# EXERCISE AIM
Gather up every line that includes the string "一定等于".

═════ ENTRIES PROVIDED ═════

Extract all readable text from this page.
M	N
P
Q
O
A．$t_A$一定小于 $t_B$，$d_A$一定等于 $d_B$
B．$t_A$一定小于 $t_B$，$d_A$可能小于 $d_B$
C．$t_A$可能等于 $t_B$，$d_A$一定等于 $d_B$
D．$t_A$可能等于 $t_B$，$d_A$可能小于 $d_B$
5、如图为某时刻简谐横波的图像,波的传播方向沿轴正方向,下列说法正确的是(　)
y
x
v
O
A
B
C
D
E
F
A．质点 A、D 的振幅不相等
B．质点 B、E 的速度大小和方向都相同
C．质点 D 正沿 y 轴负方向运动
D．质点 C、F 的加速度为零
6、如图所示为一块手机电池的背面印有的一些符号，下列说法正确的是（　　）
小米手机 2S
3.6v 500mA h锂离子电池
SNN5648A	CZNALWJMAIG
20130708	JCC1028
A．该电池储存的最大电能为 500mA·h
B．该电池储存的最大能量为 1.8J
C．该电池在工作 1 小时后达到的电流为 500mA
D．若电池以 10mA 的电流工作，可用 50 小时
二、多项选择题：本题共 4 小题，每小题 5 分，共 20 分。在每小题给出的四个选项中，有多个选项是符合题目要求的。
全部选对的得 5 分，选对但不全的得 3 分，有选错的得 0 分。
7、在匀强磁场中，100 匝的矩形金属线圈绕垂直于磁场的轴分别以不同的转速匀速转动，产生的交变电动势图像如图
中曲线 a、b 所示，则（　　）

═════

# FULL RESPONSE
A．$t_A$一定小于 $t_B$，$d_A$一定等于 $d_B$
C．$t_A$可能等于 $t_B$，$d_A$一定等于 $d_B$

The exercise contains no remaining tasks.